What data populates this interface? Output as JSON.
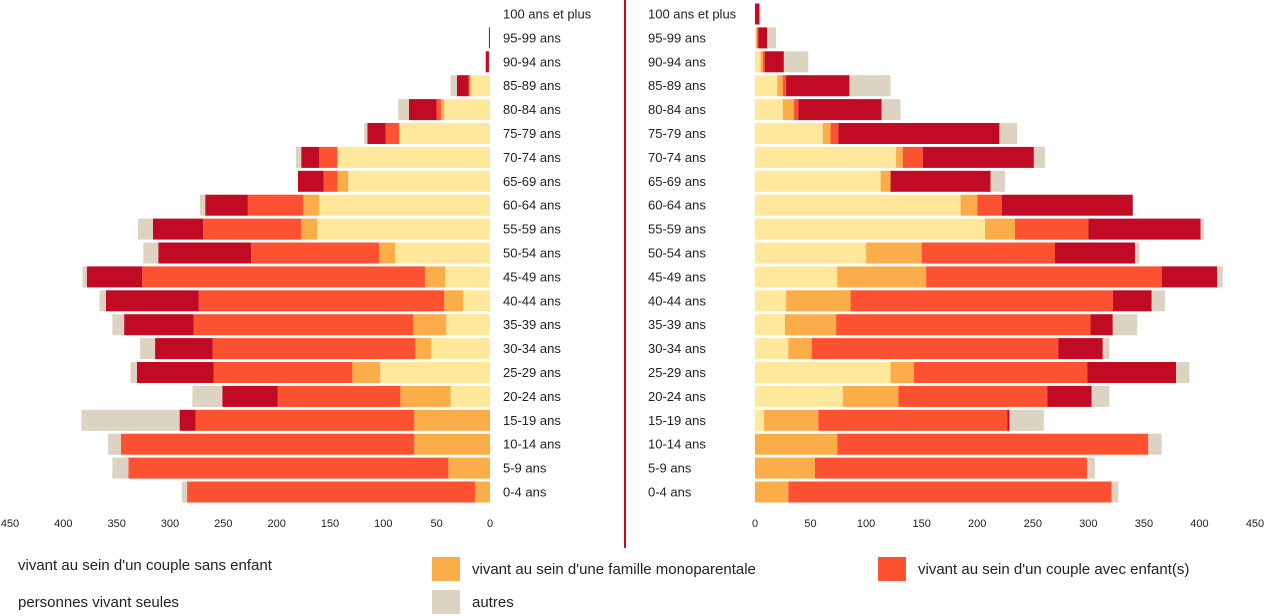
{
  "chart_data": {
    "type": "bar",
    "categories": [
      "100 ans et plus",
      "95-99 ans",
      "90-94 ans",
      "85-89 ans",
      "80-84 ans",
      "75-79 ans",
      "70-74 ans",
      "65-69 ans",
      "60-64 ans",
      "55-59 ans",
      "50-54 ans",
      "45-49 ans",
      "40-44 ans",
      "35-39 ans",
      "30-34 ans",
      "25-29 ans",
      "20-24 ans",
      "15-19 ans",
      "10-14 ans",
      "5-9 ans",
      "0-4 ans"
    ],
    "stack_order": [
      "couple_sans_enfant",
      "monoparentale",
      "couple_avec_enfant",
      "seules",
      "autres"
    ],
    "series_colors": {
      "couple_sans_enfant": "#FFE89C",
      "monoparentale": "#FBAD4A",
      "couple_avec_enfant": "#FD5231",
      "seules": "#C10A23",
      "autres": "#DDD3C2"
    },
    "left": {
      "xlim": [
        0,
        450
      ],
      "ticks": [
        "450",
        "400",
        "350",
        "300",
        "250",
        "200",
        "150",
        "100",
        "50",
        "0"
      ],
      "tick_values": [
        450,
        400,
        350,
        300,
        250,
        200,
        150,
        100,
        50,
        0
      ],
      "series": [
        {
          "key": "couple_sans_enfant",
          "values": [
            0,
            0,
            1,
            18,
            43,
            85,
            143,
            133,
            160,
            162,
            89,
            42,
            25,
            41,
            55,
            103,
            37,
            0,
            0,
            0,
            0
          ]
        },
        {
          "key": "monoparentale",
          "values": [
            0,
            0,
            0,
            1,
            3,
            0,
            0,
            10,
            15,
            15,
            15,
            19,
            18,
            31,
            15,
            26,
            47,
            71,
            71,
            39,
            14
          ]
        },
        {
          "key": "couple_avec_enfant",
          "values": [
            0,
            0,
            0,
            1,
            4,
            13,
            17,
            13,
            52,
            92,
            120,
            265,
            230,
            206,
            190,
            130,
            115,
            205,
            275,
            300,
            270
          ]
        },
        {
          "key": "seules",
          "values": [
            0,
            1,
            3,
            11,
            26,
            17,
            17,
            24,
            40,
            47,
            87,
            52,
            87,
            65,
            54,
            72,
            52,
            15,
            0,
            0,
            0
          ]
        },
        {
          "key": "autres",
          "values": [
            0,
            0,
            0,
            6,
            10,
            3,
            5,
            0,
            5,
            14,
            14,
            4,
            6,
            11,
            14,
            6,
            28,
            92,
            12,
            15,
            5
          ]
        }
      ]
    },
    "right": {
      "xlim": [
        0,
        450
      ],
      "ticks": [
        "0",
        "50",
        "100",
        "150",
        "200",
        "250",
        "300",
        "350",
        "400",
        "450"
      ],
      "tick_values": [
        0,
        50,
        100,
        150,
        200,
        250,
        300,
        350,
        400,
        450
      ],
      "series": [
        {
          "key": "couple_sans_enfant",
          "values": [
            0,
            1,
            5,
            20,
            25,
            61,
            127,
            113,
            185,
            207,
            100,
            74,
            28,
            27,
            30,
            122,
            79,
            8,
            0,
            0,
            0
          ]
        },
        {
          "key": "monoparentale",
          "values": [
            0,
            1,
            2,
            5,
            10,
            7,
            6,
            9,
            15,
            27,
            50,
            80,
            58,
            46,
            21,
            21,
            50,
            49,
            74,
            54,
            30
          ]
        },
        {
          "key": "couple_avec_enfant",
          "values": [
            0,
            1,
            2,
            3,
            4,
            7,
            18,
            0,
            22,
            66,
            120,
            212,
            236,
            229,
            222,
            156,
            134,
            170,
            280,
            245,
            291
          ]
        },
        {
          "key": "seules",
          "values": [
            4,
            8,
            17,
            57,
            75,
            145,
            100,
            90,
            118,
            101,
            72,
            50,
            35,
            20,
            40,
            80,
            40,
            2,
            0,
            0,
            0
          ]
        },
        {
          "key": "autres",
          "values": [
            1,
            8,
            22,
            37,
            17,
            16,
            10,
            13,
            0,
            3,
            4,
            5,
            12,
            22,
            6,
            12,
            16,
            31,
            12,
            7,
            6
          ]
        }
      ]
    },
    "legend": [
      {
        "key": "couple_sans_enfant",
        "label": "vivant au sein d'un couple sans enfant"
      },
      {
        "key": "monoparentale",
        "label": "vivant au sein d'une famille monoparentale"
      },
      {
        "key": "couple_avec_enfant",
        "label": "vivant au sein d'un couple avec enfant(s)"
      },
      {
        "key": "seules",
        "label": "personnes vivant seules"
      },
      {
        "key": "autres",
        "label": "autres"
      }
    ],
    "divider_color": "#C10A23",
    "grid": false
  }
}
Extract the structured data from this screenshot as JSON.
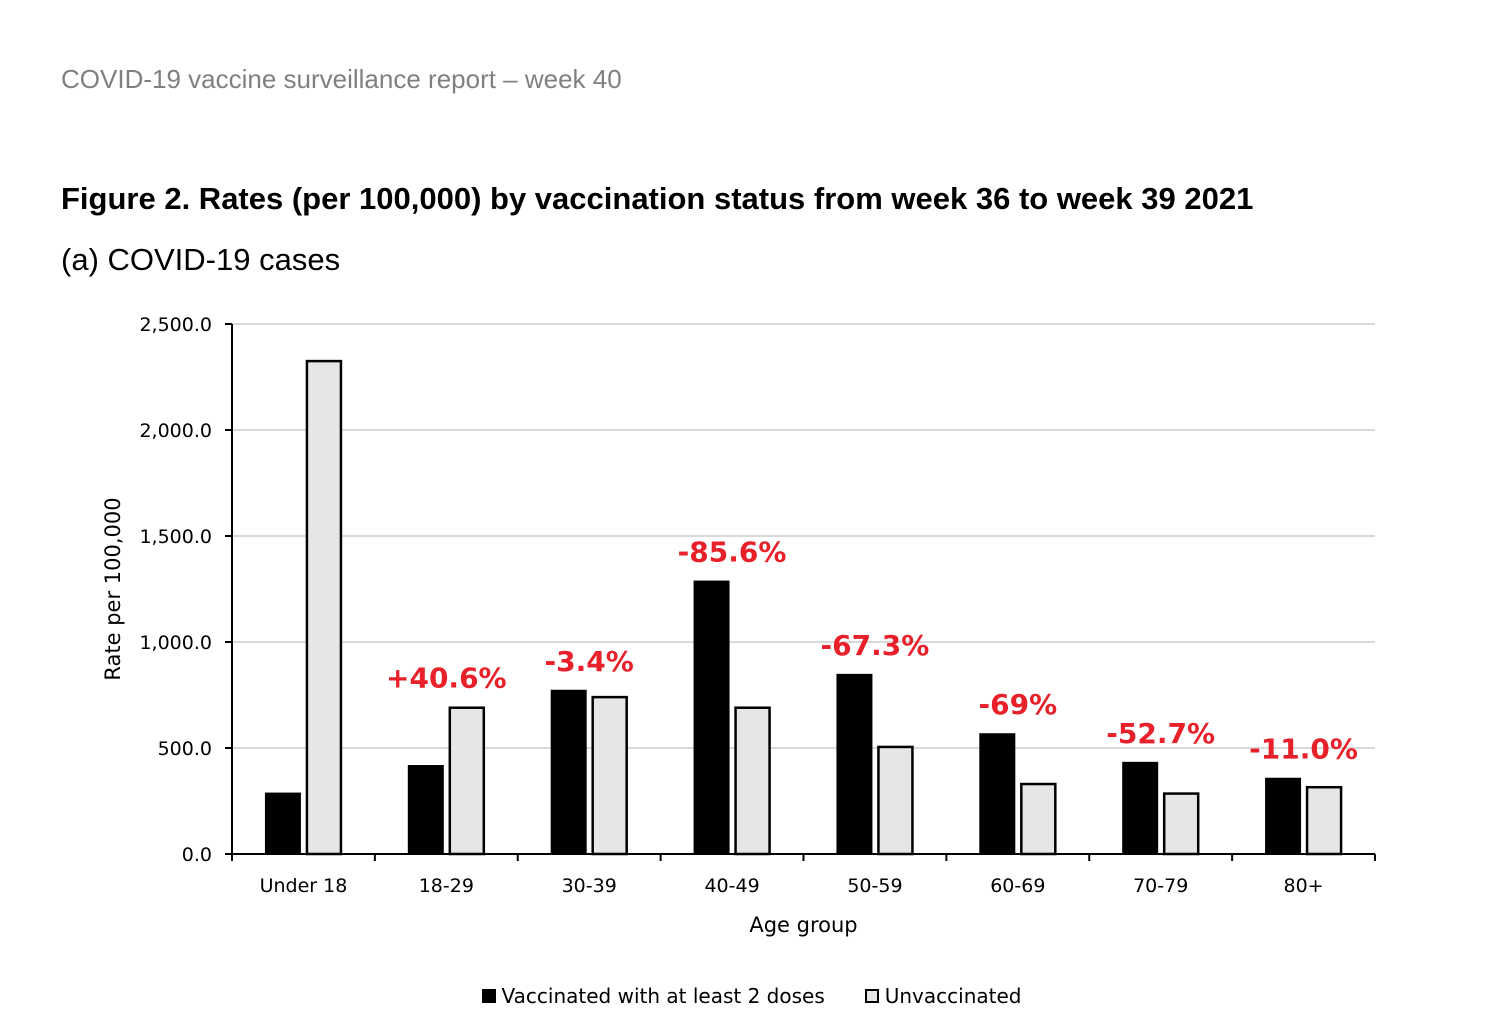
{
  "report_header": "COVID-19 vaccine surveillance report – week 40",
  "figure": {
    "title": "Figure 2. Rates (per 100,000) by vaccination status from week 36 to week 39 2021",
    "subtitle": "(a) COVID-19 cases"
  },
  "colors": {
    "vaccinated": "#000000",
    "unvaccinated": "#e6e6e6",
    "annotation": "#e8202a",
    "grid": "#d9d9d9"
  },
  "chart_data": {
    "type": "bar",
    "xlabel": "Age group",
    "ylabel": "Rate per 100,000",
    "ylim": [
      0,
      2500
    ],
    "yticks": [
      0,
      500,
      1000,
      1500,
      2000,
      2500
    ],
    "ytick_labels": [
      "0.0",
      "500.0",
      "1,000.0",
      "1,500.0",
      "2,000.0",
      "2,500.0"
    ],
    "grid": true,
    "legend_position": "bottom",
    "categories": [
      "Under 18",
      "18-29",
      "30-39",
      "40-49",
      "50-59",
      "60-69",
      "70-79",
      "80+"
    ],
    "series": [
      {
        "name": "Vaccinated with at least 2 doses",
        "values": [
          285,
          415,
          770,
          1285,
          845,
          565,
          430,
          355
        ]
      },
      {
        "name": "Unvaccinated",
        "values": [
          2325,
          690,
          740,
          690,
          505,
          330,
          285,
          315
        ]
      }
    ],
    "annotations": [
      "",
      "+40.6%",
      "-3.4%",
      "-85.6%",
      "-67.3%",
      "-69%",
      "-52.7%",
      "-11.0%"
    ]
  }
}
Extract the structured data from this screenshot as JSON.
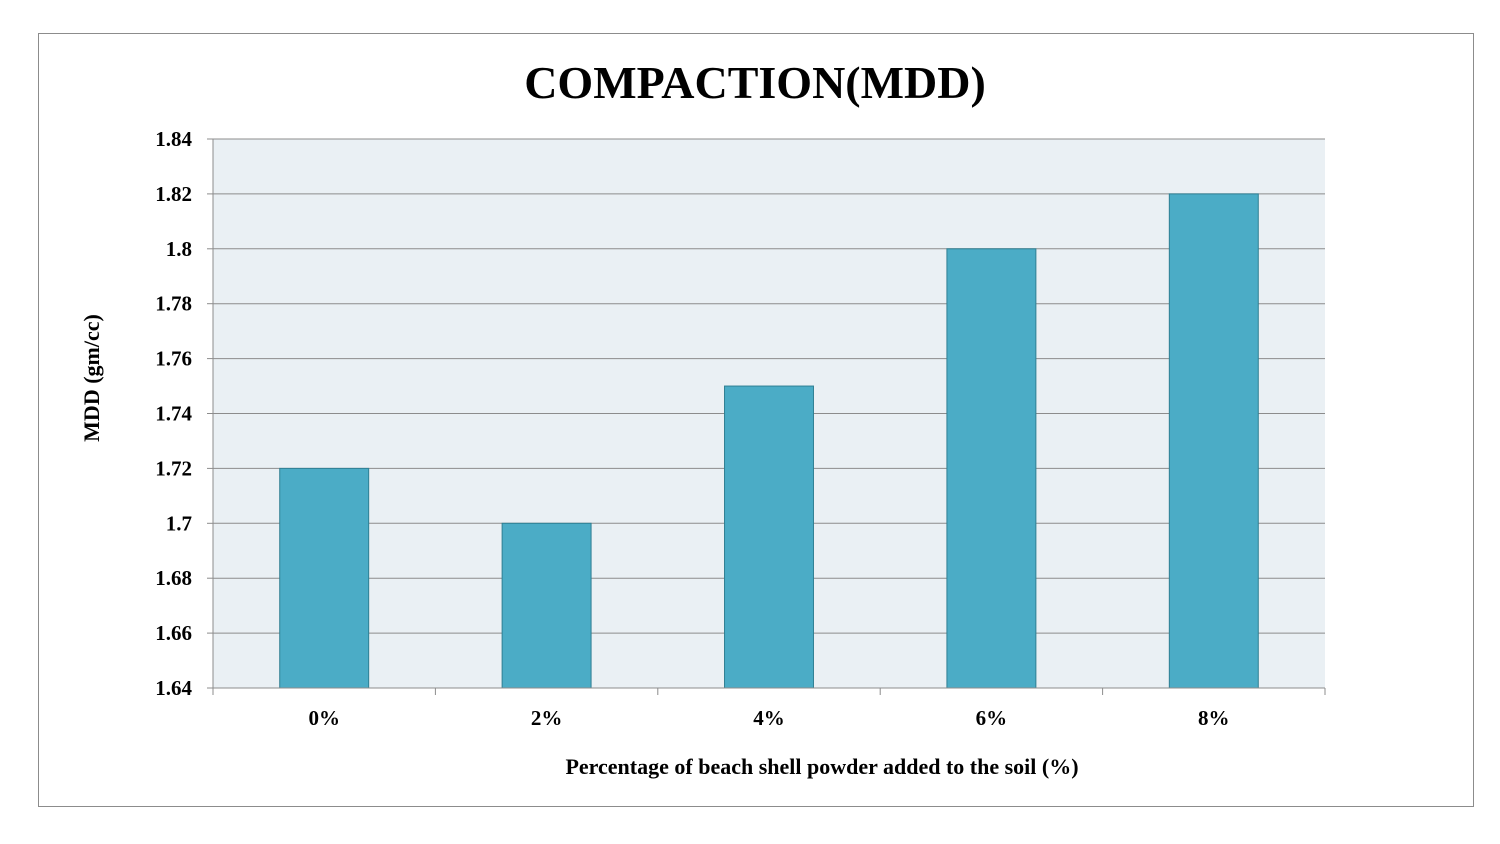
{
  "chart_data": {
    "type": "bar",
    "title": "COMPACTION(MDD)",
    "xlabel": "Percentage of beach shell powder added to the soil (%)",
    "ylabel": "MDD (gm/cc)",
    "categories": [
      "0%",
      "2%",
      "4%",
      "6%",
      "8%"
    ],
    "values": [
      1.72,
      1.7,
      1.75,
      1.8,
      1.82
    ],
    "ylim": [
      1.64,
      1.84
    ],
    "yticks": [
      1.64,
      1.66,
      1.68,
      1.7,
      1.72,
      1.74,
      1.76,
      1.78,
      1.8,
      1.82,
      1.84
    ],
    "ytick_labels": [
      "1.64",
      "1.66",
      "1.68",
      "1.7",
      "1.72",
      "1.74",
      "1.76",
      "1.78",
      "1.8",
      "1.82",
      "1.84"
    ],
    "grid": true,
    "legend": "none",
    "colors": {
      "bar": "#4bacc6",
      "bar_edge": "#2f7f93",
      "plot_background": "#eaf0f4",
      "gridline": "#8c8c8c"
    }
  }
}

Work instructions: Repeat the material verbatim. Do not carry over any picture.

Exercise solution:
What data populates this interface? Output as JSON.
{
  "chart_data": {
    "type": "bar",
    "categories": [
      "100 ans et plus",
      "95-99 ans",
      "90-94 ans",
      "85-89 ans",
      "80-84 ans",
      "75-79 ans",
      "70-74 ans",
      "65-69 ans",
      "60-64 ans",
      "55-59 ans",
      "50-54 ans",
      "45-49 ans",
      "40-44 ans",
      "35-39 ans",
      "30-34 ans",
      "25-29 ans",
      "20-24 ans",
      "15-19 ans",
      "10-14 ans",
      "5-9 ans",
      "0-4 ans"
    ],
    "stack_order": [
      "couple_sans_enfant",
      "monoparentale",
      "couple_avec_enfant",
      "seules",
      "autres"
    ],
    "series_colors": {
      "couple_sans_enfant": "#FFE89C",
      "monoparentale": "#FBAD4A",
      "couple_avec_enfant": "#FD5231",
      "seules": "#C10A23",
      "autres": "#DDD3C2"
    },
    "left": {
      "xlim": [
        0,
        450
      ],
      "ticks": [
        "450",
        "400",
        "350",
        "300",
        "250",
        "200",
        "150",
        "100",
        "50",
        "0"
      ],
      "tick_values": [
        450,
        400,
        350,
        300,
        250,
        200,
        150,
        100,
        50,
        0
      ],
      "series": [
        {
          "key": "couple_sans_enfant",
          "values": [
            0,
            0,
            1,
            18,
            43,
            85,
            143,
            133,
            160,
            162,
            89,
            42,
            25,
            41,
            55,
            103,
            37,
            0,
            0,
            0,
            0
          ]
        },
        {
          "key": "monoparentale",
          "values": [
            0,
            0,
            0,
            1,
            3,
            0,
            0,
            10,
            15,
            15,
            15,
            19,
            18,
            31,
            15,
            26,
            47,
            71,
            71,
            39,
            14
          ]
        },
        {
          "key": "couple_avec_enfant",
          "values": [
            0,
            0,
            0,
            1,
            4,
            13,
            17,
            13,
            52,
            92,
            120,
            265,
            230,
            206,
            190,
            130,
            115,
            205,
            275,
            300,
            270
          ]
        },
        {
          "key": "seules",
          "values": [
            0,
            1,
            3,
            11,
            26,
            17,
            17,
            24,
            40,
            47,
            87,
            52,
            87,
            65,
            54,
            72,
            52,
            15,
            0,
            0,
            0
          ]
        },
        {
          "key": "autres",
          "values": [
            0,
            0,
            0,
            6,
            10,
            3,
            5,
            0,
            5,
            14,
            14,
            4,
            6,
            11,
            14,
            6,
            28,
            92,
            12,
            15,
            5
          ]
        }
      ]
    },
    "right": {
      "xlim": [
        0,
        450
      ],
      "ticks": [
        "0",
        "50",
        "100",
        "150",
        "200",
        "250",
        "300",
        "350",
        "400",
        "450"
      ],
      "tick_values": [
        0,
        50,
        100,
        150,
        200,
        250,
        300,
        350,
        400,
        450
      ],
      "series": [
        {
          "key": "couple_sans_enfant",
          "values": [
            0,
            1,
            5,
            20,
            25,
            61,
            127,
            113,
            185,
            207,
            100,
            74,
            28,
            27,
            30,
            122,
            79,
            8,
            0,
            0,
            0
          ]
        },
        {
          "key": "monoparentale",
          "values": [
            0,
            1,
            2,
            5,
            10,
            7,
            6,
            9,
            15,
            27,
            50,
            80,
            58,
            46,
            21,
            21,
            50,
            49,
            74,
            54,
            30
          ]
        },
        {
          "key": "couple_avec_enfant",
          "values": [
            0,
            1,
            2,
            3,
            4,
            7,
            18,
            0,
            22,
            66,
            120,
            212,
            236,
            229,
            222,
            156,
            134,
            170,
            280,
            245,
            291
          ]
        },
        {
          "key": "seules",
          "values": [
            4,
            8,
            17,
            57,
            75,
            145,
            100,
            90,
            118,
            101,
            72,
            50,
            35,
            20,
            40,
            80,
            40,
            2,
            0,
            0,
            0
          ]
        },
        {
          "key": "autres",
          "values": [
            1,
            8,
            22,
            37,
            17,
            16,
            10,
            13,
            0,
            3,
            4,
            5,
            12,
            22,
            6,
            12,
            16,
            31,
            12,
            7,
            6
          ]
        }
      ]
    },
    "legend": [
      {
        "key": "couple_sans_enfant",
        "label": "vivant au sein d'un couple sans enfant"
      },
      {
        "key": "monoparentale",
        "label": "vivant au sein d'une famille monoparentale"
      },
      {
        "key": "couple_avec_enfant",
        "label": "vivant au sein d'un couple avec enfant(s)"
      },
      {
        "key": "seules",
        "label": "personnes vivant seules"
      },
      {
        "key": "autres",
        "label": "autres"
      }
    ],
    "divider_color": "#C10A23",
    "grid": false
  }
}
Extract the structured data from this screenshot as JSON.
{
  "report_header": "COVID-19 vaccine surveillance report – week 40",
  "figure": {
    "title": "Figure 2. Rates (per 100,000) by vaccination status from week 36 to week 39 2021",
    "subtitle": "(a) COVID-19 cases"
  },
  "colors": {
    "vaccinated": "#000000",
    "unvaccinated": "#e6e6e6",
    "annotation": "#e8202a",
    "grid": "#d9d9d9"
  },
  "chart_data": {
    "type": "bar",
    "xlabel": "Age group",
    "ylabel": "Rate per 100,000",
    "ylim": [
      0,
      2500
    ],
    "yticks": [
      0,
      500,
      1000,
      1500,
      2000,
      2500
    ],
    "ytick_labels": [
      "0.0",
      "500.0",
      "1,000.0",
      "1,500.0",
      "2,000.0",
      "2,500.0"
    ],
    "grid": true,
    "legend_position": "bottom",
    "categories": [
      "Under 18",
      "18-29",
      "30-39",
      "40-49",
      "50-59",
      "60-69",
      "70-79",
      "80+"
    ],
    "series": [
      {
        "name": "Vaccinated with at least 2 doses",
        "values": [
          285,
          415,
          770,
          1285,
          845,
          565,
          430,
          355
        ]
      },
      {
        "name": "Unvaccinated",
        "values": [
          2325,
          690,
          740,
          690,
          505,
          330,
          285,
          315
        ]
      }
    ],
    "annotations": [
      "",
      "+40.6%",
      "-3.4%",
      "-85.6%",
      "-67.3%",
      "-69%",
      "-52.7%",
      "-11.0%"
    ]
  }
}
Extract the structured data from this screenshot as JSON.
{
  "chart_data": {
    "type": "bar",
    "title": "COMPACTION(MDD)",
    "xlabel": "Percentage of beach shell powder added to the soil (%)",
    "ylabel": "MDD (gm/cc)",
    "categories": [
      "0%",
      "2%",
      "4%",
      "6%",
      "8%"
    ],
    "values": [
      1.72,
      1.7,
      1.75,
      1.8,
      1.82
    ],
    "ylim": [
      1.64,
      1.84
    ],
    "yticks": [
      1.64,
      1.66,
      1.68,
      1.7,
      1.72,
      1.74,
      1.76,
      1.78,
      1.8,
      1.82,
      1.84
    ],
    "ytick_labels": [
      "1.64",
      "1.66",
      "1.68",
      "1.7",
      "1.72",
      "1.74",
      "1.76",
      "1.78",
      "1.8",
      "1.82",
      "1.84"
    ],
    "grid": true,
    "legend": "none",
    "colors": {
      "bar": "#4bacc6",
      "bar_edge": "#2f7f93",
      "plot_background": "#eaf0f4",
      "gridline": "#8c8c8c"
    }
  }
}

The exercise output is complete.